__Direction__
Reproduce the data below verbatim, keeping every line intact and in its original order.
*** Provided records ***
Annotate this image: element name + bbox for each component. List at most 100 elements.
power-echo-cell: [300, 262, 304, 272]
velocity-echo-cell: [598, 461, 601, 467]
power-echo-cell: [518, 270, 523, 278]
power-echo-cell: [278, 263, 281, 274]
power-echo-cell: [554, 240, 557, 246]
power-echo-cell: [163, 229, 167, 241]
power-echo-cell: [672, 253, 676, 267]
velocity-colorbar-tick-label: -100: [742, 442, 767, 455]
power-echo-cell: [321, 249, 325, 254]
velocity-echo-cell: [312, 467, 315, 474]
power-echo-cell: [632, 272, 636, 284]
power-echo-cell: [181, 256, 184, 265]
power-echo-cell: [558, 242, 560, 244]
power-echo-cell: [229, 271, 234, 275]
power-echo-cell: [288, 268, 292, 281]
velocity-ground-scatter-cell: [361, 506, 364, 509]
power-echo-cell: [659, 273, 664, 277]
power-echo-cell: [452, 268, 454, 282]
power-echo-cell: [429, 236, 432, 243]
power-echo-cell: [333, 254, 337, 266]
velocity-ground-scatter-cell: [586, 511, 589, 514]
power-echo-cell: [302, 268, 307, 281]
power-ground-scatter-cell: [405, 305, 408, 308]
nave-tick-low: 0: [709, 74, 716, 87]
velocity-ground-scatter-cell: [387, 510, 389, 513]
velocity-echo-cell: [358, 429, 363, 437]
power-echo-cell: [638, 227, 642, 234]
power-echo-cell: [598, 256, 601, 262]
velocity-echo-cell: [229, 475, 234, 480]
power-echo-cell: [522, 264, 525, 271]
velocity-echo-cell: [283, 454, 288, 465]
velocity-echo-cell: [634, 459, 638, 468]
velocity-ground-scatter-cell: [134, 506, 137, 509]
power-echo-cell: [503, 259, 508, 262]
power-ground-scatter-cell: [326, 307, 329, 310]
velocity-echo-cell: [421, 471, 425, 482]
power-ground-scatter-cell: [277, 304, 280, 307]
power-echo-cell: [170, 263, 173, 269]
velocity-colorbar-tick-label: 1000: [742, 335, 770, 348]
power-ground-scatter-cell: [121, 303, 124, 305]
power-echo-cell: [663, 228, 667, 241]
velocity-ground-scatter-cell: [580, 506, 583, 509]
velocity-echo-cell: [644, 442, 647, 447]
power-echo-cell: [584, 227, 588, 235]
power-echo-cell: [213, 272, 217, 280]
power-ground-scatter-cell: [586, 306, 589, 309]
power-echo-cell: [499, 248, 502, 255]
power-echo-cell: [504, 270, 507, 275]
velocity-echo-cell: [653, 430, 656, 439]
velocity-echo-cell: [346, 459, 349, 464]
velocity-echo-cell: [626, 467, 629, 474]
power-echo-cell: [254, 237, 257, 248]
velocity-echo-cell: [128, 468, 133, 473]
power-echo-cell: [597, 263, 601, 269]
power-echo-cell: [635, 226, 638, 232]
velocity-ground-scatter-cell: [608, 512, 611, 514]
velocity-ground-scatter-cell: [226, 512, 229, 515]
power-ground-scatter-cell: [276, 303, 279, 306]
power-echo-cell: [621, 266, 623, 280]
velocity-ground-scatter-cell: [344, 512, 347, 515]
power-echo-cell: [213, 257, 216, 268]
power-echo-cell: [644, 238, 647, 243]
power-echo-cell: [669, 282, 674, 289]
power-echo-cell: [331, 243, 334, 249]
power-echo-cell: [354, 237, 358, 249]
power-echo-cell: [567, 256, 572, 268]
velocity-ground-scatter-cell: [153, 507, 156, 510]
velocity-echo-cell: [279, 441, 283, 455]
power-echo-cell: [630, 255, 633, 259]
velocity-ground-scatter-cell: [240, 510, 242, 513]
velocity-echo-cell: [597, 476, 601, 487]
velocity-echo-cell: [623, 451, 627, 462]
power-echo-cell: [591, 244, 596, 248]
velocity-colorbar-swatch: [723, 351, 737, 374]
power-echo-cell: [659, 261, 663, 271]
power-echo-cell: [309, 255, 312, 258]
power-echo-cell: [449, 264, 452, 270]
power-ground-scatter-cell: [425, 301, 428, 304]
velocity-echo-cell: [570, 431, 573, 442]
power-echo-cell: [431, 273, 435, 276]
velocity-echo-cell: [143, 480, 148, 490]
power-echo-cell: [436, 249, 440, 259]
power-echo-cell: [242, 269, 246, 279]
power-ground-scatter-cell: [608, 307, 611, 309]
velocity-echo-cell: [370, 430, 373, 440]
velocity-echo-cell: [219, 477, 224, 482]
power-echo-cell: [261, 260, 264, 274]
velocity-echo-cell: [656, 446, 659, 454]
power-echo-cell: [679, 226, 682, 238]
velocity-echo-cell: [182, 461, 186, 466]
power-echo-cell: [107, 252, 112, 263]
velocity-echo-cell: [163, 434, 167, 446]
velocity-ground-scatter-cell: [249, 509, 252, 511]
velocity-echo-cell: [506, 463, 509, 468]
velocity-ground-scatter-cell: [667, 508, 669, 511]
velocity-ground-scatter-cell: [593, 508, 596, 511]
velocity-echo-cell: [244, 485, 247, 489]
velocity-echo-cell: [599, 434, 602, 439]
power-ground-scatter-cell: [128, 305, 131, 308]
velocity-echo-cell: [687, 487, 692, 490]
***
__Exercise output__
Annotate this image: element name + bbox for each component. List at most 100 elements.
power-echo-cell: [300, 262, 304, 272]
velocity-echo-cell: [598, 461, 601, 467]
power-echo-cell: [518, 270, 523, 278]
power-echo-cell: [278, 263, 281, 274]
power-echo-cell: [554, 240, 557, 246]
power-echo-cell: [163, 229, 167, 241]
power-echo-cell: [672, 253, 676, 267]
velocity-colorbar-tick-label: -100: [742, 442, 767, 455]
power-echo-cell: [321, 249, 325, 254]
velocity-echo-cell: [312, 467, 315, 474]
power-echo-cell: [632, 272, 636, 284]
power-echo-cell: [181, 256, 184, 265]
power-echo-cell: [558, 242, 560, 244]
power-echo-cell: [229, 271, 234, 275]
power-echo-cell: [288, 268, 292, 281]
velocity-ground-scatter-cell: [361, 506, 364, 509]
power-echo-cell: [659, 273, 664, 277]
power-echo-cell: [452, 268, 454, 282]
power-echo-cell: [429, 236, 432, 243]
power-echo-cell: [333, 254, 337, 266]
velocity-ground-scatter-cell: [586, 511, 589, 514]
power-echo-cell: [302, 268, 307, 281]
power-ground-scatter-cell: [405, 305, 408, 308]
nave-tick-low: 0: [709, 74, 716, 87]
velocity-ground-scatter-cell: [387, 510, 389, 513]
velocity-echo-cell: [358, 429, 363, 437]
power-echo-cell: [638, 227, 642, 234]
power-echo-cell: [598, 256, 601, 262]
velocity-echo-cell: [229, 475, 234, 480]
power-echo-cell: [522, 264, 525, 271]
velocity-echo-cell: [283, 454, 288, 465]
velocity-echo-cell: [634, 459, 638, 468]
velocity-ground-scatter-cell: [134, 506, 137, 509]
power-echo-cell: [503, 259, 508, 262]
power-ground-scatter-cell: [326, 307, 329, 310]
velocity-echo-cell: [421, 471, 425, 482]
power-ground-scatter-cell: [277, 304, 280, 307]
power-echo-cell: [170, 263, 173, 269]
velocity-colorbar-tick-label: 1000: [742, 335, 770, 348]
power-ground-scatter-cell: [121, 303, 124, 305]
power-echo-cell: [663, 228, 667, 241]
velocity-ground-scatter-cell: [580, 506, 583, 509]
velocity-echo-cell: [644, 442, 647, 447]
power-echo-cell: [584, 227, 588, 235]
power-echo-cell: [213, 272, 217, 280]
power-ground-scatter-cell: [586, 306, 589, 309]
power-echo-cell: [499, 248, 502, 255]
power-echo-cell: [504, 270, 507, 275]
velocity-echo-cell: [653, 430, 656, 439]
velocity-echo-cell: [346, 459, 349, 464]
velocity-echo-cell: [626, 467, 629, 474]
power-echo-cell: [254, 237, 257, 248]
velocity-echo-cell: [128, 468, 133, 473]
power-echo-cell: [597, 263, 601, 269]
power-echo-cell: [635, 226, 638, 232]
velocity-ground-scatter-cell: [608, 512, 611, 514]
velocity-ground-scatter-cell: [226, 512, 229, 515]
power-ground-scatter-cell: [276, 303, 279, 306]
power-echo-cell: [621, 266, 623, 280]
velocity-ground-scatter-cell: [344, 512, 347, 515]
power-echo-cell: [213, 257, 216, 268]
power-echo-cell: [644, 238, 647, 243]
power-echo-cell: [669, 282, 674, 289]
power-echo-cell: [331, 243, 334, 249]
power-echo-cell: [354, 237, 358, 249]
power-echo-cell: [567, 256, 572, 268]
velocity-ground-scatter-cell: [153, 507, 156, 510]
velocity-echo-cell: [279, 441, 283, 455]
power-echo-cell: [630, 255, 633, 259]
velocity-ground-scatter-cell: [240, 510, 242, 513]
velocity-echo-cell: [597, 476, 601, 487]
velocity-echo-cell: [623, 451, 627, 462]
power-echo-cell: [591, 244, 596, 248]
velocity-colorbar-swatch: [723, 351, 737, 374]
power-echo-cell: [659, 261, 663, 271]
power-echo-cell: [309, 255, 312, 258]
power-echo-cell: [449, 264, 452, 270]
power-ground-scatter-cell: [425, 301, 428, 304]
velocity-echo-cell: [570, 431, 573, 442]
power-echo-cell: [431, 273, 435, 276]
velocity-echo-cell: [143, 480, 148, 490]
power-echo-cell: [436, 249, 440, 259]
power-echo-cell: [242, 269, 246, 279]
power-ground-scatter-cell: [608, 307, 611, 309]
velocity-echo-cell: [370, 430, 373, 440]
velocity-echo-cell: [219, 477, 224, 482]
power-echo-cell: [261, 260, 264, 274]
velocity-echo-cell: [656, 446, 659, 454]
power-echo-cell: [679, 226, 682, 238]
velocity-echo-cell: [182, 461, 186, 466]
power-echo-cell: [107, 252, 112, 263]
velocity-echo-cell: [163, 434, 167, 446]
velocity-ground-scatter-cell: [249, 509, 252, 511]
velocity-echo-cell: [506, 463, 509, 468]
velocity-ground-scatter-cell: [667, 508, 669, 511]
velocity-ground-scatter-cell: [593, 508, 596, 511]
velocity-echo-cell: [244, 485, 247, 489]
velocity-echo-cell: [599, 434, 602, 439]
power-ground-scatter-cell: [128, 305, 131, 308]
velocity-echo-cell: [687, 487, 692, 490]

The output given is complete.